Given request: Read the material below and tally how many lines hold the word "JSON", giving the number and nothing else.

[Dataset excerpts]
☆ ☆ ☆ ☆ ☆
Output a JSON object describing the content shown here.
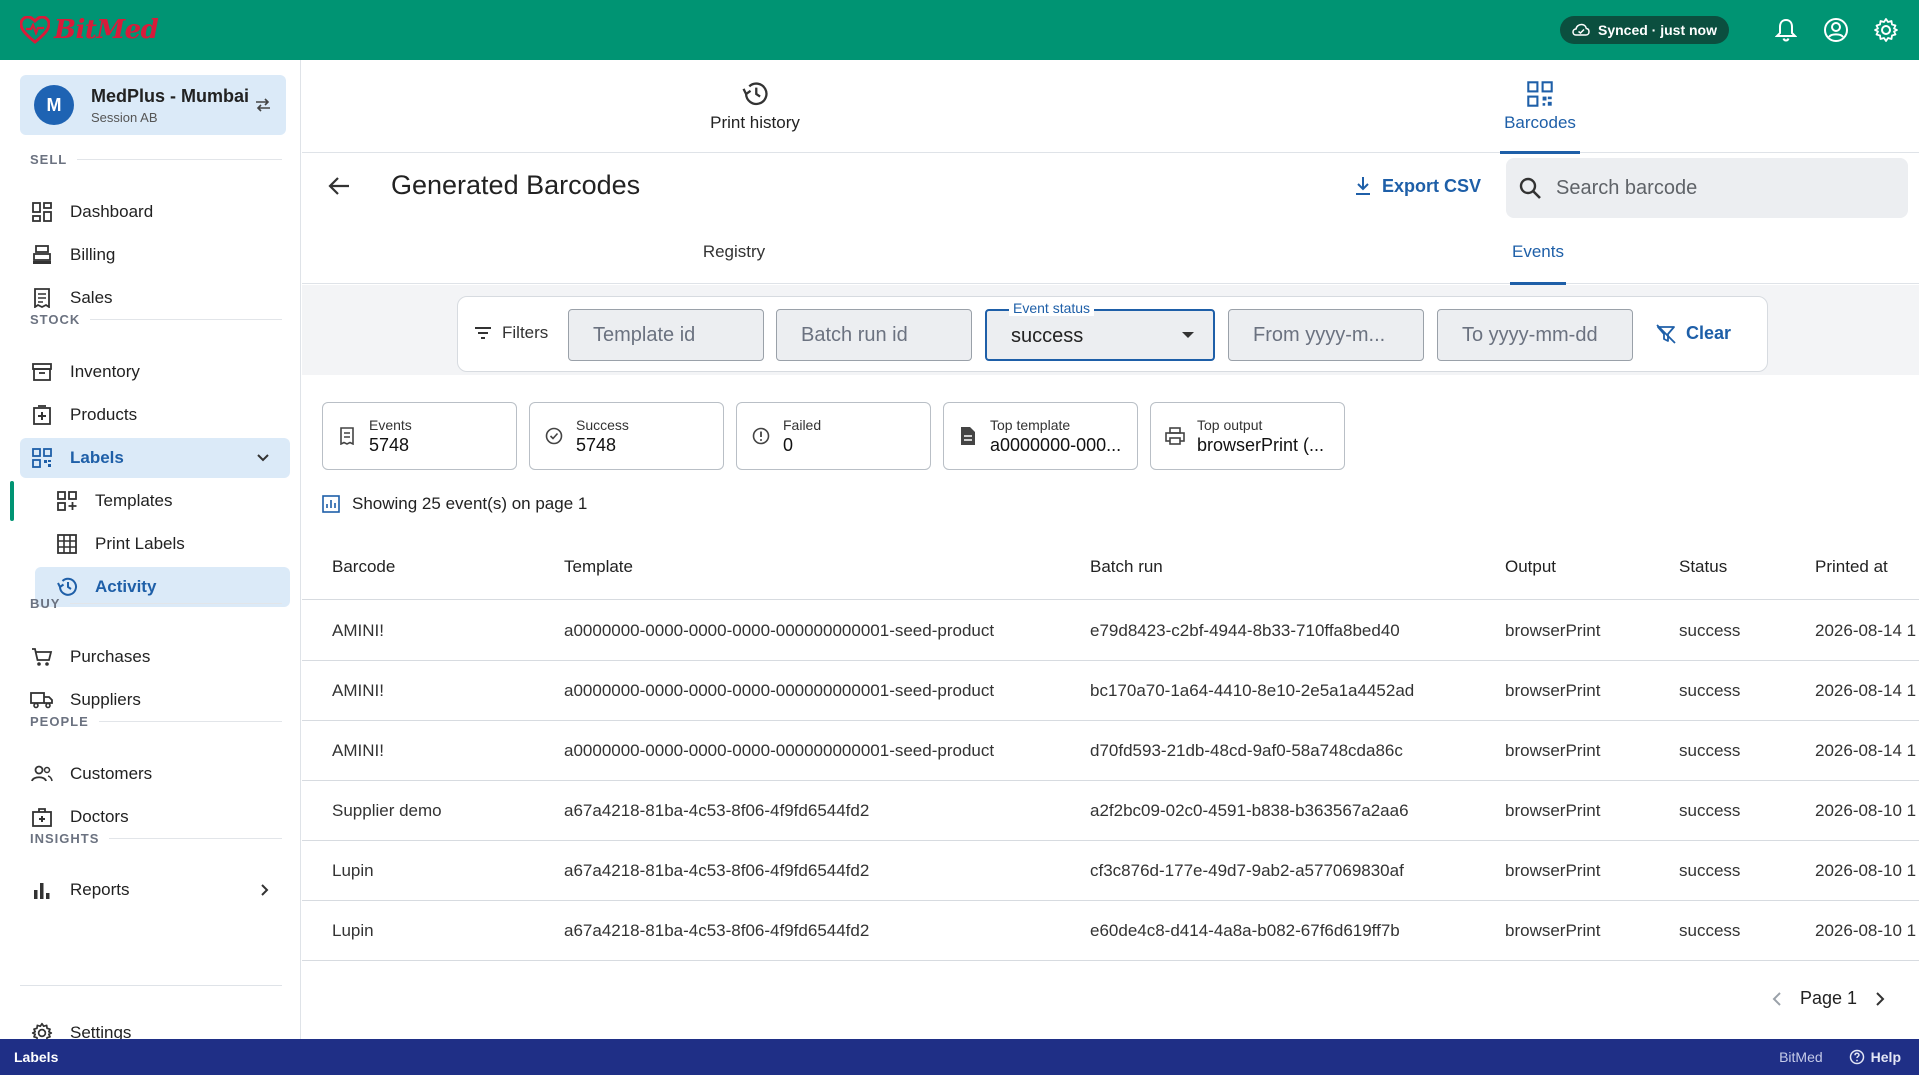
{
  "app": {
    "brand": "BitMed",
    "sync_status": "Synced · just now"
  },
  "org": {
    "initial": "M",
    "name": "MedPlus - Mumbai",
    "session": "Session AB"
  },
  "sidebar": {
    "sections": {
      "sell": "SELL",
      "stock": "STOCK",
      "buy": "BUY",
      "people": "PEOPLE",
      "insights": "INSIGHTS"
    },
    "items": {
      "dashboard": "Dashboard",
      "billing": "Billing",
      "sales": "Sales",
      "inventory": "Inventory",
      "products": "Products",
      "labels": "Labels",
      "templates": "Templates",
      "print_labels": "Print Labels",
      "activity": "Activity",
      "purchases": "Purchases",
      "suppliers": "Suppliers",
      "customers": "Customers",
      "doctors": "Doctors",
      "reports": "Reports",
      "settings": "Settings"
    }
  },
  "top_tabs": {
    "print_history": "Print history",
    "barcodes": "Barcodes"
  },
  "page": {
    "title": "Generated Barcodes",
    "export_label": "Export CSV",
    "search_placeholder": "Search barcode"
  },
  "sub_tabs": {
    "registry": "Registry",
    "events": "Events"
  },
  "filters": {
    "label": "Filters",
    "template_placeholder": "Template id",
    "batch_placeholder": "Batch run id",
    "event_status_label": "Event status",
    "event_status_value": "success",
    "from_placeholder": "From yyyy-m...",
    "to_placeholder": "To yyyy-mm-dd",
    "clear_label": "Clear"
  },
  "stats": {
    "events": {
      "label": "Events",
      "value": "5748"
    },
    "success": {
      "label": "Success",
      "value": "5748"
    },
    "failed": {
      "label": "Failed",
      "value": "0"
    },
    "top_template": {
      "label": "Top template",
      "value": "a0000000-000..."
    },
    "top_output": {
      "label": "Top output",
      "value": "browserPrint (..."
    }
  },
  "showing_text": "Showing 25 event(s) on page 1",
  "table": {
    "columns": [
      "Barcode",
      "Template",
      "Batch run",
      "Output",
      "Status",
      "Printed at"
    ],
    "rows": [
      [
        "AMINI!",
        "a0000000-0000-0000-0000-000000000001-seed-product",
        "e79d8423-c2bf-4944-8b33-710ffa8bed40",
        "browserPrint",
        "success",
        "2026-08-14 1"
      ],
      [
        "AMINI!",
        "a0000000-0000-0000-0000-000000000001-seed-product",
        "bc170a70-1a64-4410-8e10-2e5a1a4452ad",
        "browserPrint",
        "success",
        "2026-08-14 1"
      ],
      [
        "AMINI!",
        "a0000000-0000-0000-0000-000000000001-seed-product",
        "d70fd593-21db-48cd-9af0-58a748cda86c",
        "browserPrint",
        "success",
        "2026-08-14 1"
      ],
      [
        "Supplier demo",
        "a67a4218-81ba-4c53-8f06-4f9fd6544fd2",
        "a2f2bc09-02c0-4591-b838-b363567a2aa6",
        "browserPrint",
        "success",
        "2026-08-10 1"
      ],
      [
        "Lupin",
        "a67a4218-81ba-4c53-8f06-4f9fd6544fd2",
        "cf3c876d-177e-49d7-9ab2-a577069830af",
        "browserPrint",
        "success",
        "2026-08-10 1"
      ],
      [
        "Lupin",
        "a67a4218-81ba-4c53-8f06-4f9fd6544fd2",
        "e60de4c8-d414-4a8a-b082-67f6d619ff7b",
        "browserPrint",
        "success",
        "2026-08-10 1"
      ]
    ]
  },
  "pager": {
    "label": "Page 1"
  },
  "statusbar": {
    "context": "Labels",
    "brand": "BitMed",
    "help": "Help"
  },
  "colors": {
    "topbar": "#009473",
    "accent": "#1e5fa8",
    "statusbar": "#1f2f86",
    "brand_red": "#d81b3a"
  }
}
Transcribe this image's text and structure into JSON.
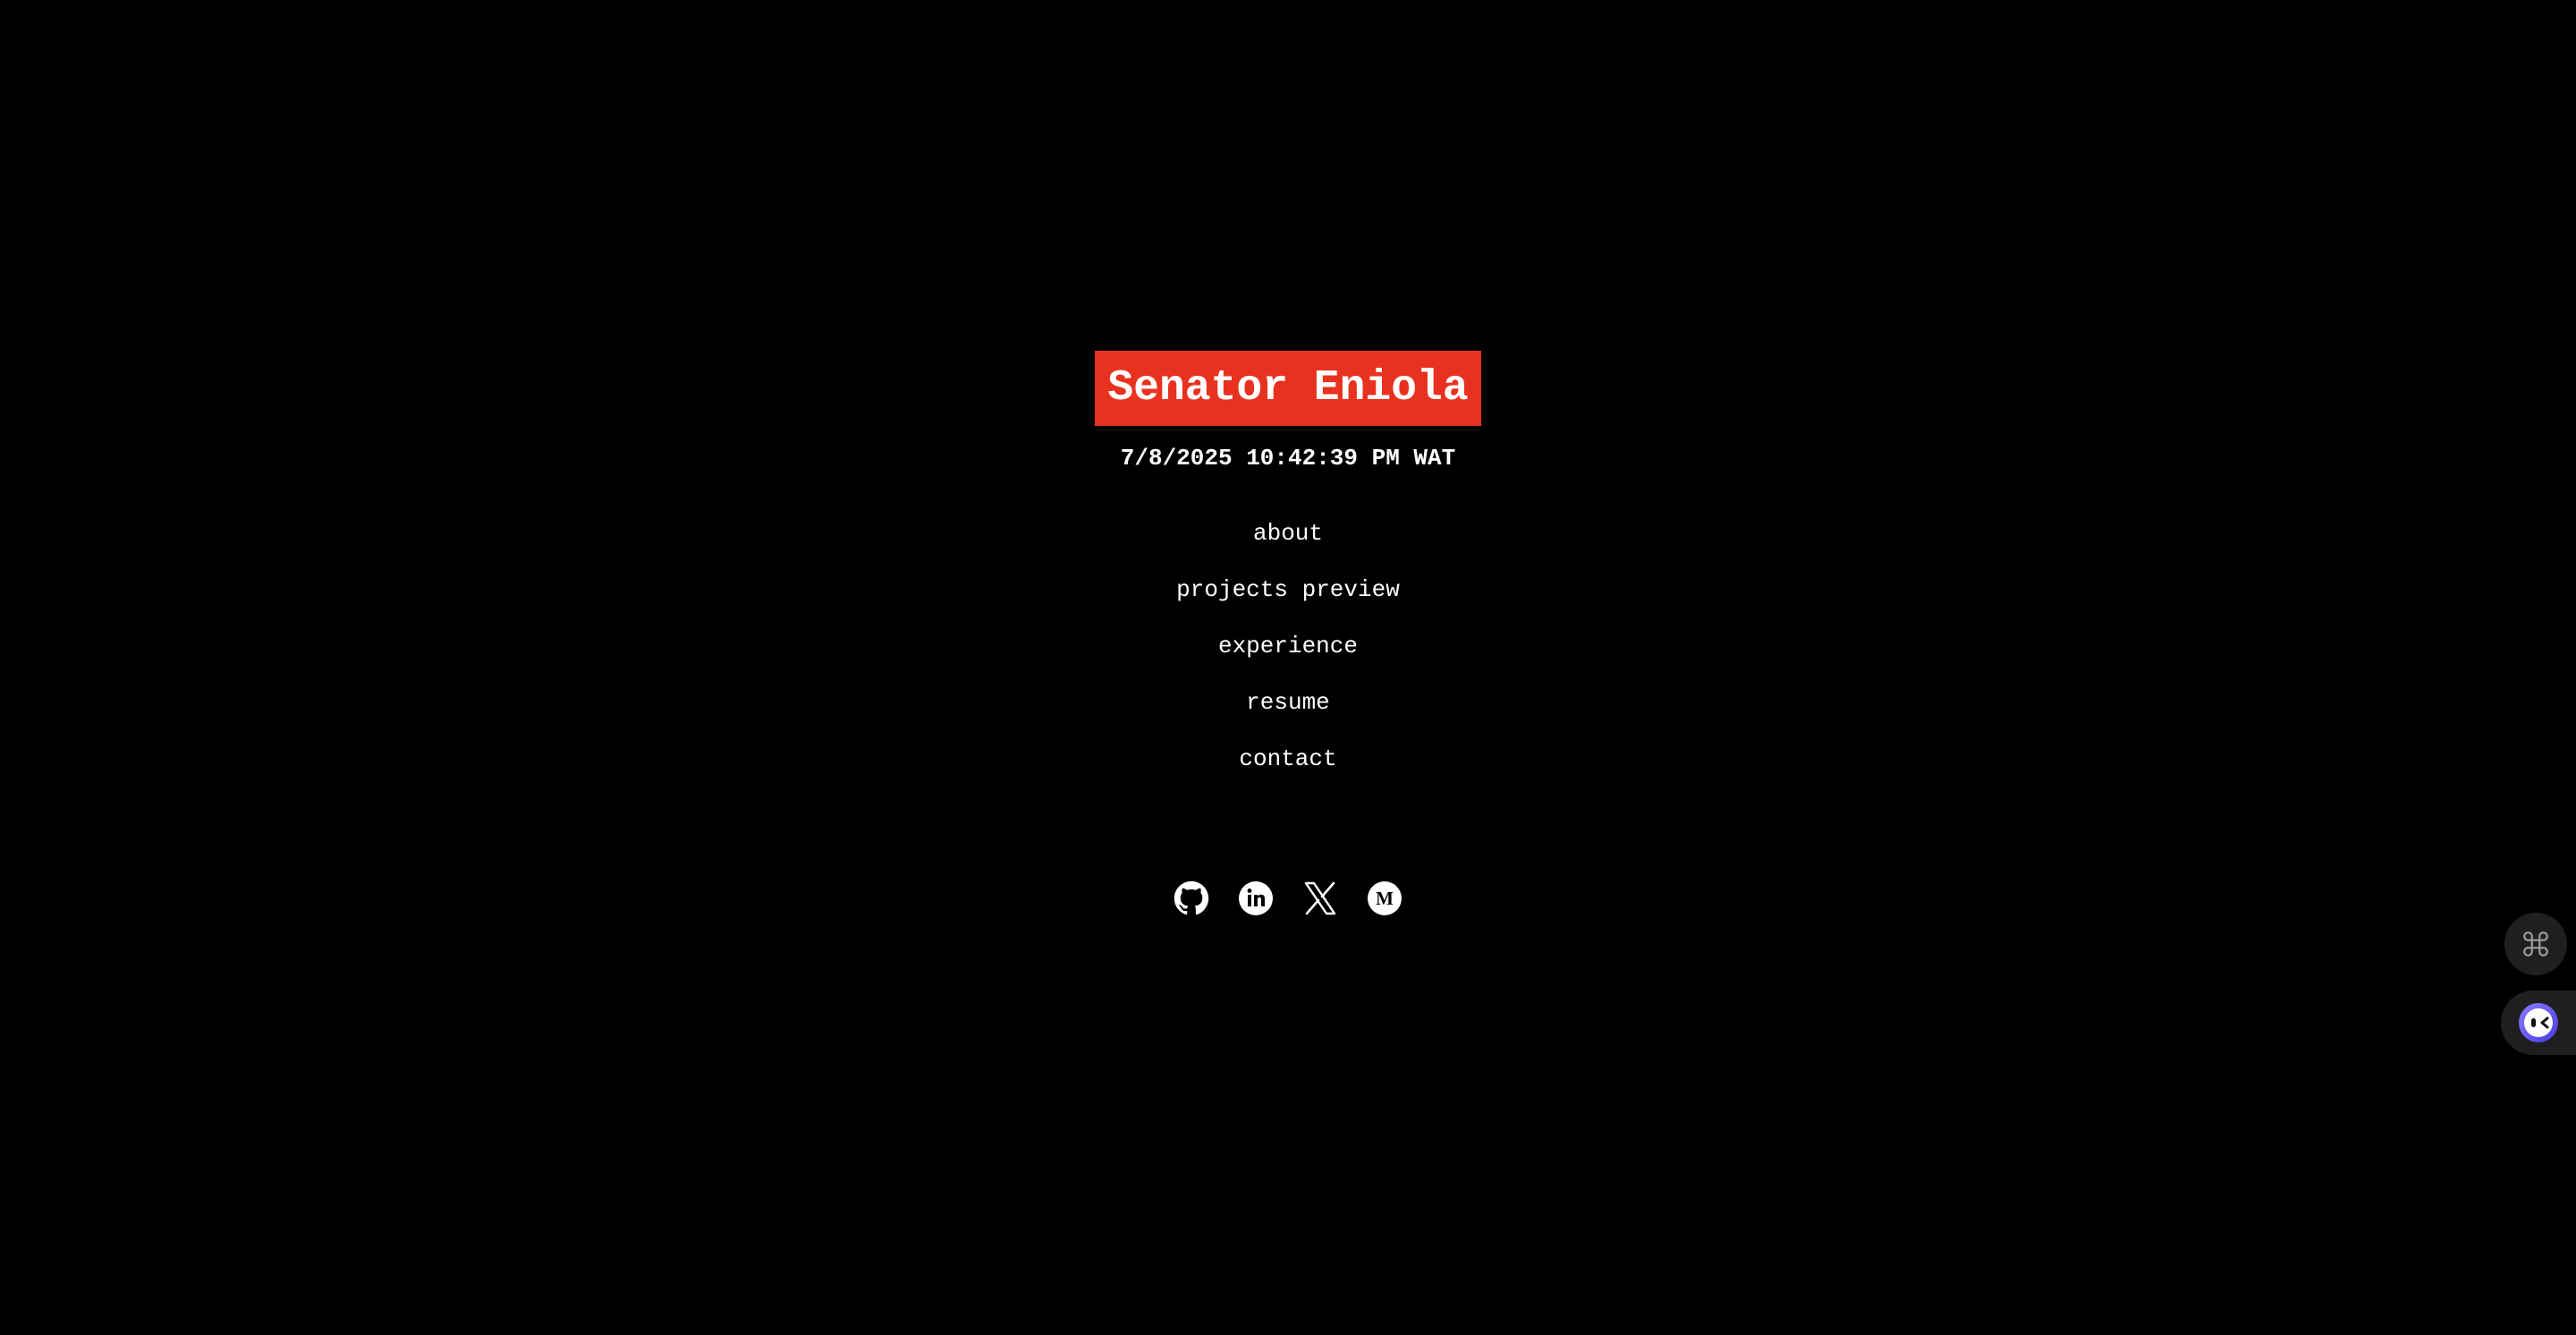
{
  "header": {
    "name": "Senator Eniola",
    "datetime": "7/8/2025 10:42:39 PM WAT"
  },
  "nav": {
    "items": [
      "about",
      "projects preview",
      "experience",
      "resume",
      "contact"
    ]
  },
  "social": {
    "icons": [
      "github-icon",
      "linkedin-icon",
      "x-icon",
      "medium-icon"
    ]
  },
  "floating": {
    "icons": [
      "command-icon",
      "assistant-icon"
    ]
  },
  "colors": {
    "background": "#000000",
    "accent": "#e8321f",
    "text": "#ffffff",
    "fab": "#1f1f1f",
    "assistant": "#6d5cf6"
  }
}
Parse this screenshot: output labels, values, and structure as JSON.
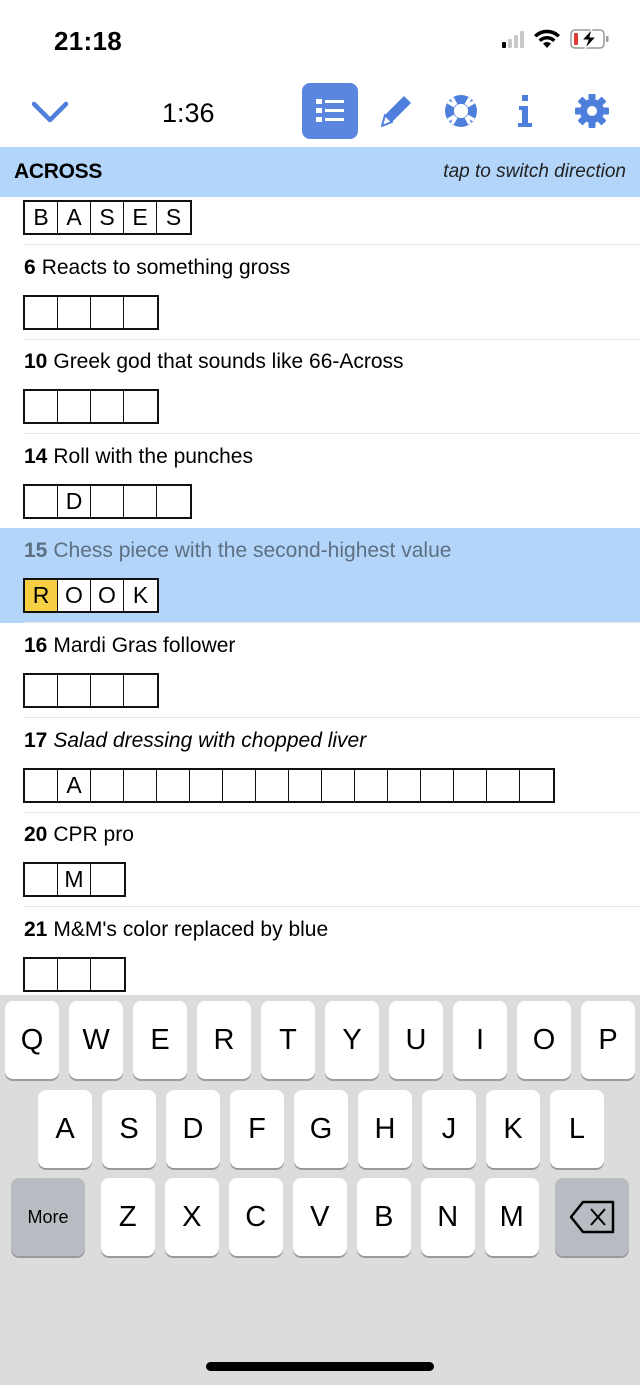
{
  "status_bar": {
    "time": "21:18",
    "signal_bars_on": 1,
    "signal_bars_total": 4,
    "icons": [
      "cellular-signal-icon",
      "wifi-icon",
      "battery-charging-low-icon"
    ],
    "battery_color": "#e53935"
  },
  "toolbar": {
    "timer": "1:36",
    "buttons": [
      {
        "name": "collapse-chevron",
        "icon": "chevron-down-icon"
      },
      {
        "name": "clue-list",
        "icon": "list-icon",
        "active": true
      },
      {
        "name": "pencil-mode",
        "icon": "pencil-icon"
      },
      {
        "name": "help",
        "icon": "lifebuoy-icon"
      },
      {
        "name": "info",
        "icon": "info-icon"
      },
      {
        "name": "settings",
        "icon": "gear-icon"
      }
    ],
    "accent": "#5b86e0"
  },
  "direction_header": {
    "direction": "ACROSS",
    "hint": "tap to switch direction",
    "background": "#b3d5fa"
  },
  "clues": [
    {
      "number": "",
      "text": "",
      "cells": [
        "B",
        "A",
        "S",
        "E",
        "S"
      ],
      "partial": true
    },
    {
      "number": "6",
      "text": "Reacts to something gross",
      "cells": [
        "",
        "",
        "",
        ""
      ]
    },
    {
      "number": "10",
      "text": "Greek god that sounds like 66-Across",
      "cells": [
        "",
        "",
        "",
        ""
      ]
    },
    {
      "number": "14",
      "text": "Roll with the punches",
      "cells": [
        "",
        "D",
        "",
        "",
        ""
      ]
    },
    {
      "number": "15",
      "text": "Chess piece with the second-highest value",
      "cells": [
        "R",
        "O",
        "O",
        "K"
      ],
      "active": true,
      "cursor_index": 0
    },
    {
      "number": "16",
      "text": "Mardi Gras follower",
      "cells": [
        "",
        "",
        "",
        ""
      ]
    },
    {
      "number": "17",
      "text": "Salad dressing with chopped liver",
      "italic": true,
      "cells": [
        "",
        "A",
        "",
        "",
        "",
        "",
        "",
        "",
        "",
        "",
        "",
        "",
        "",
        "",
        "",
        ""
      ]
    },
    {
      "number": "20",
      "text": "CPR pro",
      "cells": [
        "",
        "M",
        ""
      ]
    },
    {
      "number": "21",
      "text": "M&M's color replaced by blue",
      "cells": [
        "",
        "",
        ""
      ]
    }
  ],
  "highlight_color": "#f6cf44",
  "keyboard": {
    "row1": [
      "Q",
      "W",
      "E",
      "R",
      "T",
      "Y",
      "U",
      "I",
      "O",
      "P"
    ],
    "row2": [
      "A",
      "S",
      "D",
      "F",
      "G",
      "H",
      "J",
      "K",
      "L"
    ],
    "row3": [
      "Z",
      "X",
      "C",
      "V",
      "B",
      "N",
      "M"
    ],
    "more_label": "More",
    "backspace_icon": "backspace-icon"
  }
}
☆ ☆ ☆ ☆ ☆
Finished answer: 3